TASK INSTRUCTIONS ▸
Give the data again, word for word.

DATA TO USE ▸
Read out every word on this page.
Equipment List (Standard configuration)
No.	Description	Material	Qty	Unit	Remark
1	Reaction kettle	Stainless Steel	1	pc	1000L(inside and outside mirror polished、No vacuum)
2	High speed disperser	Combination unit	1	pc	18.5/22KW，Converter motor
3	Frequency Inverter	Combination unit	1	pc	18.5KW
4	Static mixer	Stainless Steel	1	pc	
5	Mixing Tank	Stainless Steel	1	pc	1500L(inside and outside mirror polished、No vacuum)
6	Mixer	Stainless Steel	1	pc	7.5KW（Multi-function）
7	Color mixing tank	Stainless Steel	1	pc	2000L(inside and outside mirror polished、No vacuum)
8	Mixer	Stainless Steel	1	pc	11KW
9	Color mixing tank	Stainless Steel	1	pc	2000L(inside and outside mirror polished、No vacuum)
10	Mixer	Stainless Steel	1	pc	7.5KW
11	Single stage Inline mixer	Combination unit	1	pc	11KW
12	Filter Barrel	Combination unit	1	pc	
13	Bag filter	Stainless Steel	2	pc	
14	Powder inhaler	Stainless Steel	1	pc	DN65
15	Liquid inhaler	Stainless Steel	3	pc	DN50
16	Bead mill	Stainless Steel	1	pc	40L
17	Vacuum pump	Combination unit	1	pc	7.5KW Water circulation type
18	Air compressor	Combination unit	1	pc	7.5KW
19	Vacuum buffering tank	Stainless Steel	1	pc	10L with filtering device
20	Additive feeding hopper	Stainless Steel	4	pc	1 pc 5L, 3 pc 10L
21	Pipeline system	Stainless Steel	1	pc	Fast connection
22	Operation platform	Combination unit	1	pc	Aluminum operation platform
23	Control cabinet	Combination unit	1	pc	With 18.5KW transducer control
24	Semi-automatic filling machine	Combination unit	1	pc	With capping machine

THE OUTPUT ▸
Read out every word on this page.
Equipment List (Standard configuration)
No.	Description	Material	Qty	Unit	Remark
1	Reaction kettle	Stainless Steel	1	pc	1000L(inside and outside mirror polished、No vacuum)
2	High speed disperser	Combination unit	1	pc	18.5/22KW，Converter motor
3	Frequency Inverter	Combination unit	1	pc	18.5KW
4	Static mixer	Stainless Steel	1	pc	
5	Mixing Tank	Stainless Steel	1	pc	1500L(inside and outside mirror polished、No vacuum)
6	Mixer	Stainless Steel	1	pc	7.5KW（Multi-function）
7	Color mixing tank	Stainless Steel	1	pc	2000L(inside and outside mirror polished、No vacuum)
8	Mixer	Stainless Steel	1	pc	11KW
9	Color mixing tank	Stainless Steel	1	pc	2000L(inside and outside mirror polished、No vacuum)
10	Mixer	Stainless Steel	1	pc	7.5KW
11	Single stage Inline mixer	Combination unit	1	pc	11KW
12	Filter Barrel	Combination unit	1	pc	
13	Bag filter	Stainless Steel	2	pc	
14	Powder inhaler	Stainless Steel	1	pc	DN65
15	Liquid inhaler	Stainless Steel	3	pc	DN50
16	Bead mill	Stainless Steel	1	pc	40L
17	Vacuum pump	Combination unit	1	pc	7.5KW Water circulation type
18	Air compressor	Combination unit	1	pc	7.5KW
19	Vacuum buffering tank	Stainless Steel	1	pc	10L with filtering device
20	Additive feeding hopper	Stainless Steel	4	pc	1 pc 5L, 3 pc 10L
21	Pipeline system	Stainless Steel	1	pc	Fast connection
22	Operation platform	Combination unit	1	pc	Aluminum operation platform
23	Control cabinet	Combination unit	1	pc	With 18.5KW transducer control
24	Semi-automatic filling machine	Combination unit	1	pc	With capping machine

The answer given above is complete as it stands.